[Collected data entries]
>>

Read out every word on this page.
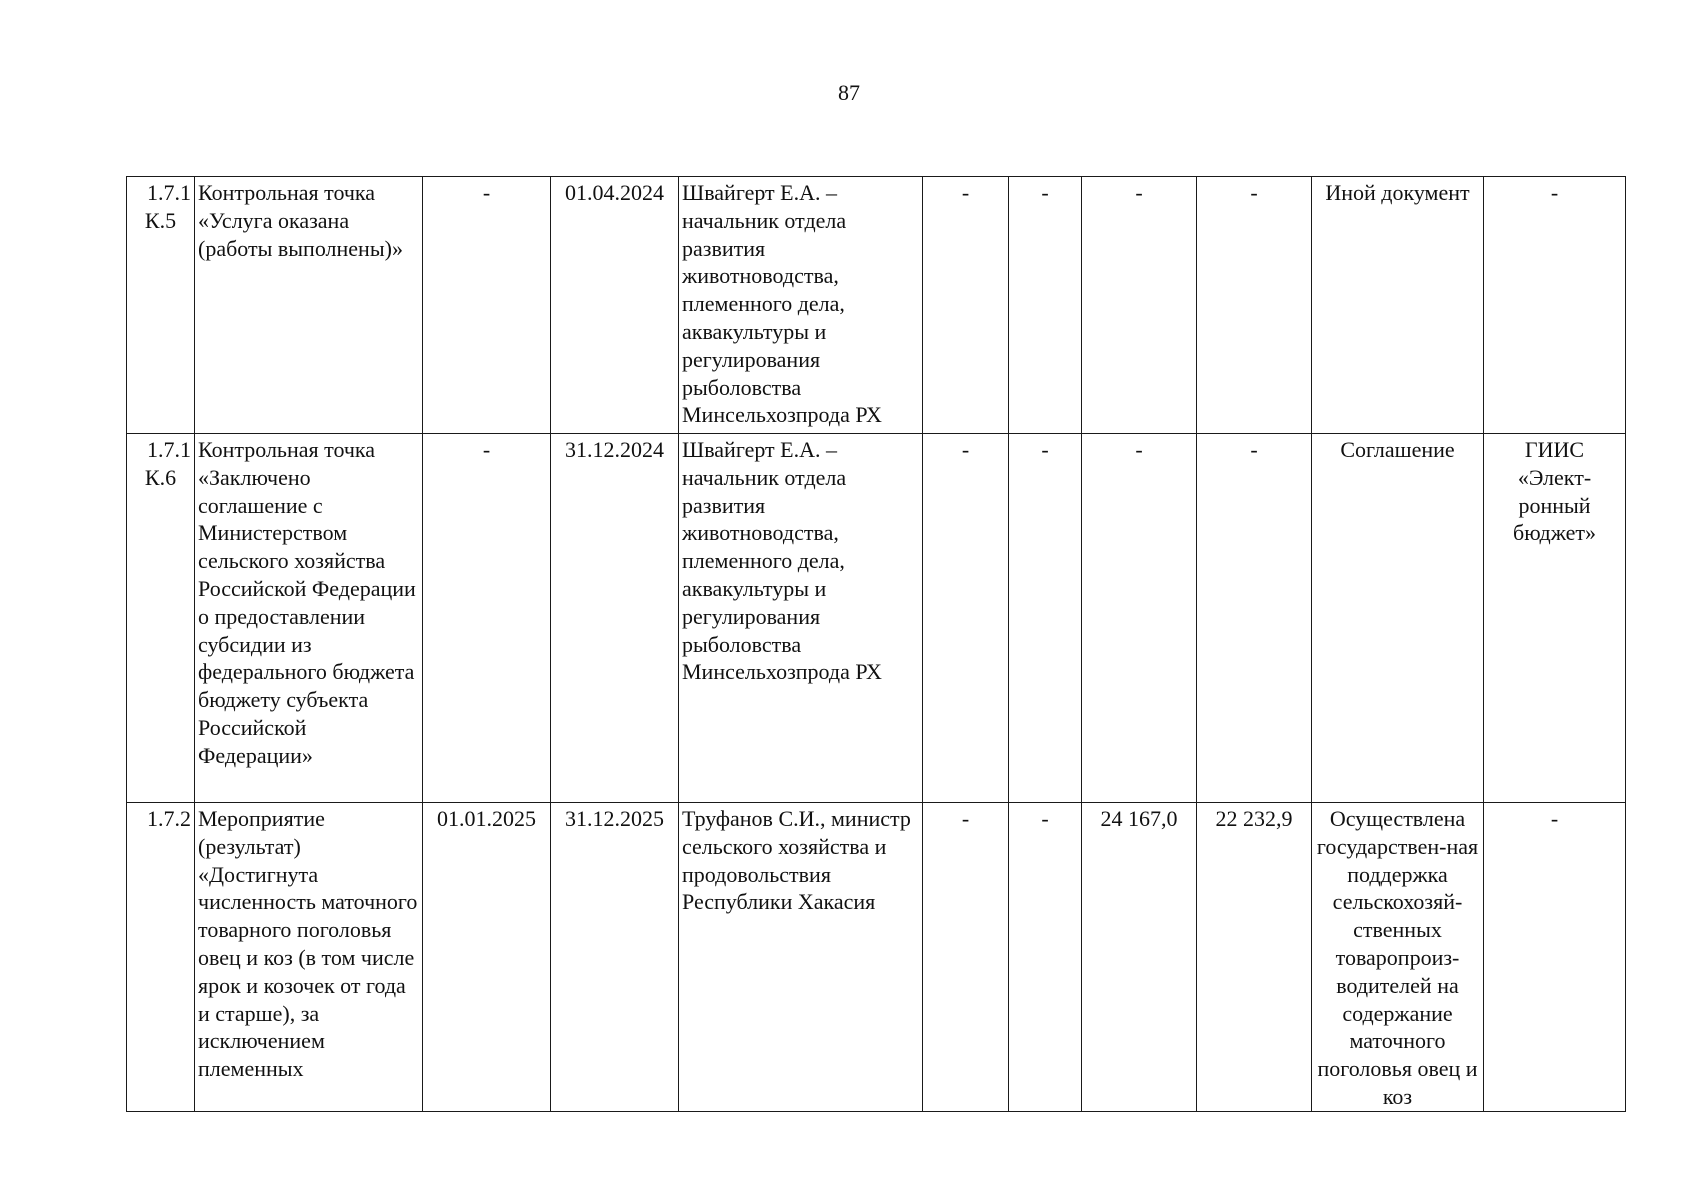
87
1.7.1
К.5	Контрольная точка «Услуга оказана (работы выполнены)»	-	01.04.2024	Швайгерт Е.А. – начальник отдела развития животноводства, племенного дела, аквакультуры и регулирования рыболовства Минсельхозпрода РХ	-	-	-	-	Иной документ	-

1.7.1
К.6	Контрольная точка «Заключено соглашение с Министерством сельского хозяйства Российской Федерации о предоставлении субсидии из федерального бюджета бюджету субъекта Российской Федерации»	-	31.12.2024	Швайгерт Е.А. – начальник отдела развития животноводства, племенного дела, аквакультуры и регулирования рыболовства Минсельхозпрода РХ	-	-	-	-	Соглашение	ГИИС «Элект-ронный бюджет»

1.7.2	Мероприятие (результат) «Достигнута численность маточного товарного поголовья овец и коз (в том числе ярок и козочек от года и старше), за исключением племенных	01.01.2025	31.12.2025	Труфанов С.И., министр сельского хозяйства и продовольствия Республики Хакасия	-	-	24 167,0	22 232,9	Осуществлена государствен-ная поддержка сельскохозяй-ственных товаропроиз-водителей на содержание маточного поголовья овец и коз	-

<<
>>

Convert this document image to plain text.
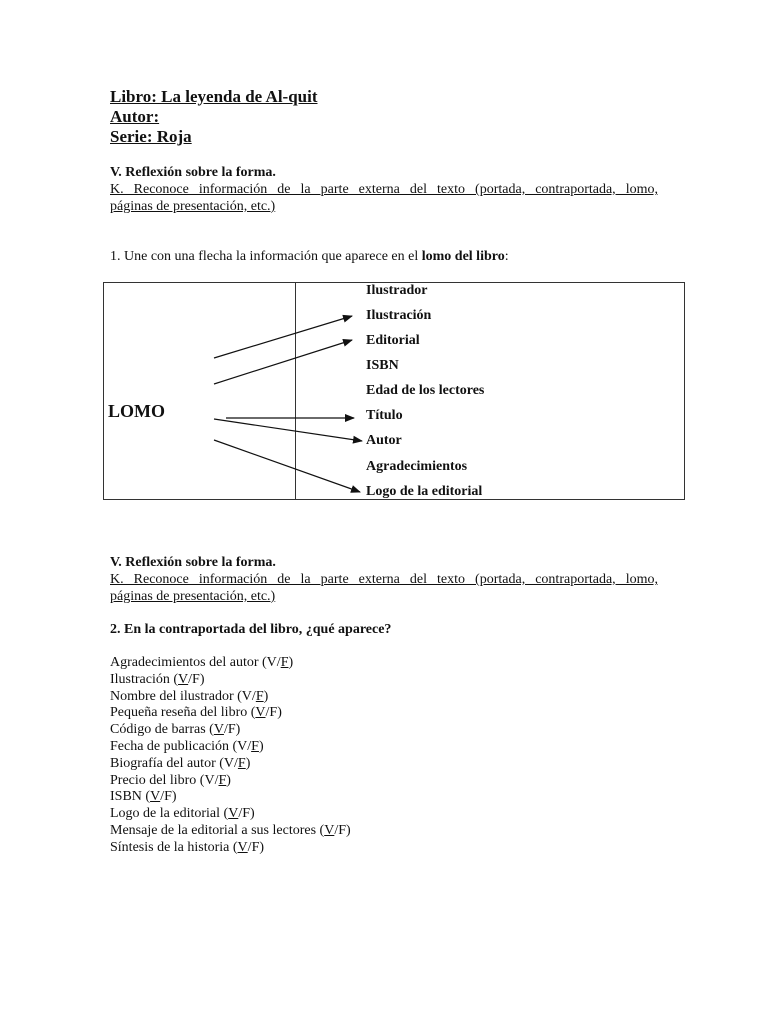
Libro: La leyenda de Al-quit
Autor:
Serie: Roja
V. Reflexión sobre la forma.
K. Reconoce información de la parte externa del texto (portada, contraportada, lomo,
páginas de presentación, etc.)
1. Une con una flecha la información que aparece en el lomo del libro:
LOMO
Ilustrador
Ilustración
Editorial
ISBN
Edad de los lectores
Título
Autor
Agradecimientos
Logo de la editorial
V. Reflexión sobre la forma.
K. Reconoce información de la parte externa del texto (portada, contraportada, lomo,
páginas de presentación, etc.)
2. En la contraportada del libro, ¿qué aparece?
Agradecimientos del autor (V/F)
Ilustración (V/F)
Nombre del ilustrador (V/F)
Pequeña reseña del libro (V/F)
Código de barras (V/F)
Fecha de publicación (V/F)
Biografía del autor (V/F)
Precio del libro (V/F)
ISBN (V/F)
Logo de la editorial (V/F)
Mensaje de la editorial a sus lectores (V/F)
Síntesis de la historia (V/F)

<<

From the data above, show each line that contains "lectores".

(PROBLEM SOLUTION):
Edad de los lectores
Mensaje de la editorial a sus lectores (V/F)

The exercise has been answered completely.